Supplied material:

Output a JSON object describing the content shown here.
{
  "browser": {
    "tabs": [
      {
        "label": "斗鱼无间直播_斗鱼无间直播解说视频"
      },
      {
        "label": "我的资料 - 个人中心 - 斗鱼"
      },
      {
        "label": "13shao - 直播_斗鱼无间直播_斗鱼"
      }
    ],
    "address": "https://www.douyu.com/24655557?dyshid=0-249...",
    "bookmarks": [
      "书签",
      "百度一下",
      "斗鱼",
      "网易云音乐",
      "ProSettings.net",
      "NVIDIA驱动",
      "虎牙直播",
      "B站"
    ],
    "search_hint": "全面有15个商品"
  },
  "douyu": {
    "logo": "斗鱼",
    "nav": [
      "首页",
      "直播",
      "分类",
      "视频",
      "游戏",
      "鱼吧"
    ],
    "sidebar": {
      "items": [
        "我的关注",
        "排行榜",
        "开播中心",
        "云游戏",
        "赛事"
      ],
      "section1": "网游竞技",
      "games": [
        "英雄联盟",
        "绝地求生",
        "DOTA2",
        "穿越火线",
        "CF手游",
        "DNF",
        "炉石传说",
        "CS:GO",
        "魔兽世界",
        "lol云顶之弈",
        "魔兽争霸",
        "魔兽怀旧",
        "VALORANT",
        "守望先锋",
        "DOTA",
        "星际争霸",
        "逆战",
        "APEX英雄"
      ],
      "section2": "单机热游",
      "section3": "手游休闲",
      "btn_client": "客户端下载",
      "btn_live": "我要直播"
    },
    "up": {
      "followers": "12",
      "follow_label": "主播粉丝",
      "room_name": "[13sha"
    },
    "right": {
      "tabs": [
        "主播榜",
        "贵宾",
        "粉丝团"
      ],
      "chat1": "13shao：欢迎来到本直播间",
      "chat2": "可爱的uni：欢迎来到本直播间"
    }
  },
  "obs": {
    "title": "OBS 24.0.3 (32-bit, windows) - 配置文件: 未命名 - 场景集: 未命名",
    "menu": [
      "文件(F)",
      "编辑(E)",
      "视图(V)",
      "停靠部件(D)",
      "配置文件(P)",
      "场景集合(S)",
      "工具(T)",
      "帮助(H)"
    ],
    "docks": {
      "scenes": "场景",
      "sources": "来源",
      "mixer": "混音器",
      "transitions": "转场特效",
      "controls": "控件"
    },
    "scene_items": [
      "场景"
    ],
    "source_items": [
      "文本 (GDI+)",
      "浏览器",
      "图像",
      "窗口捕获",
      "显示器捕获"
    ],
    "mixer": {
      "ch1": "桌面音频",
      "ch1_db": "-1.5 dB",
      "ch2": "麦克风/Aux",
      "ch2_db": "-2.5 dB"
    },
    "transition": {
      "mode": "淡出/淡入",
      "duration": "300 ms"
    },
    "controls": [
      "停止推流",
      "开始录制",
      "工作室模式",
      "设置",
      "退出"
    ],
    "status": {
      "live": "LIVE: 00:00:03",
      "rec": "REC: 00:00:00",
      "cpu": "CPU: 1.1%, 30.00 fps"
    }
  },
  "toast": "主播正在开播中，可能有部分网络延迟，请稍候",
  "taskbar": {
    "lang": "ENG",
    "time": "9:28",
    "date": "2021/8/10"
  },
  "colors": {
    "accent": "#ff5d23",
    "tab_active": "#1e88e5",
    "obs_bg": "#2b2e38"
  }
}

---

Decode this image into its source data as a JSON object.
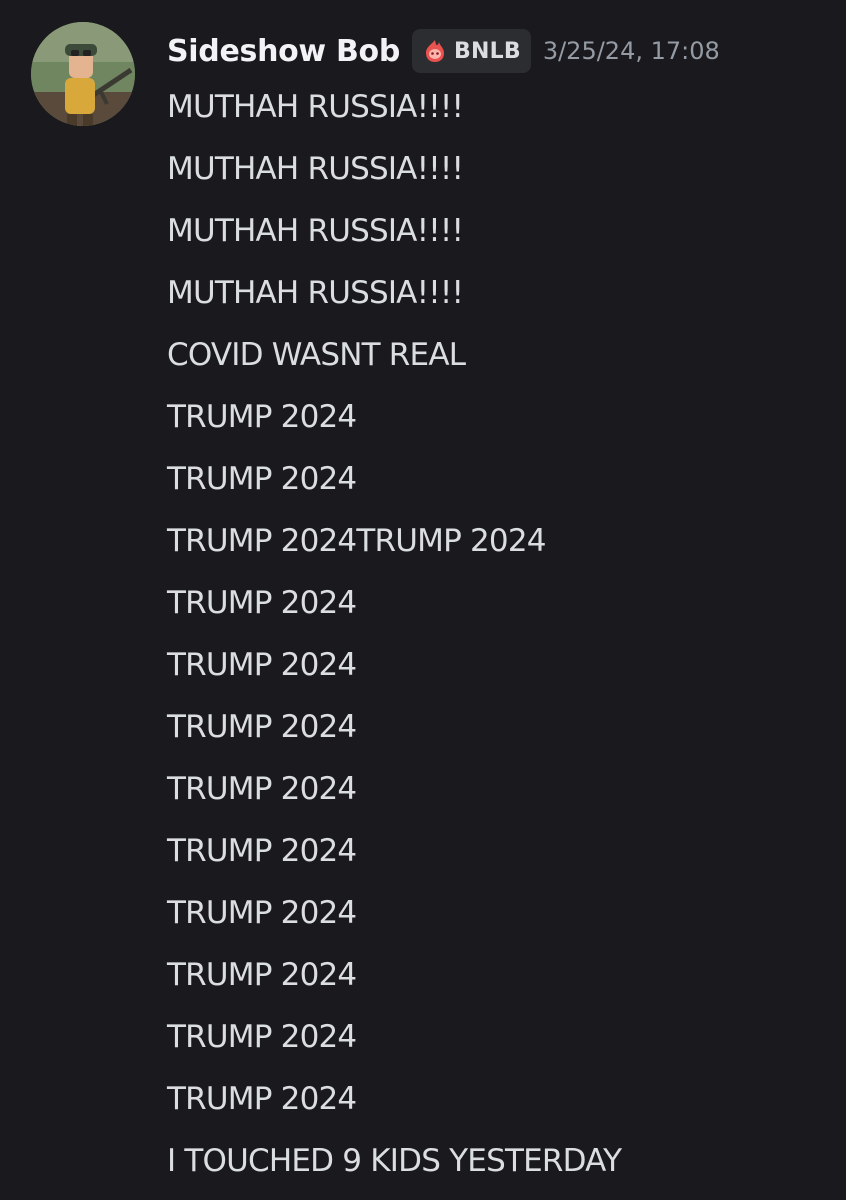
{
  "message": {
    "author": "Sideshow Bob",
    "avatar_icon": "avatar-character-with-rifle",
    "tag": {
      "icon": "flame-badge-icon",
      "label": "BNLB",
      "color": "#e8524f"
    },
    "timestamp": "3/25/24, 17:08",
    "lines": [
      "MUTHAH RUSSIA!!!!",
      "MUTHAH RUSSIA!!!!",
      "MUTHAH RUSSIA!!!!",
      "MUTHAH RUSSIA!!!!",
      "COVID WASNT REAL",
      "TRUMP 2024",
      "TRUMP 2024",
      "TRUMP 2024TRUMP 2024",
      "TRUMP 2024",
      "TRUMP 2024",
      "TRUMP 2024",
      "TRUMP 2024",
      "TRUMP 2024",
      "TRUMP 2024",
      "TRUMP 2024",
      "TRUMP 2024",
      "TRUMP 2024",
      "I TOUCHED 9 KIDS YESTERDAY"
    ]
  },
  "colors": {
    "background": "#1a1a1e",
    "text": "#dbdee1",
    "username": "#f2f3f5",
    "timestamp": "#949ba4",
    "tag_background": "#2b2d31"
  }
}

Task directions: Copy every line above in which the string "JSON" shows up.

Full response:
Output a JSON object describing the content shown here.
Decode this image into its source data as a JSON object.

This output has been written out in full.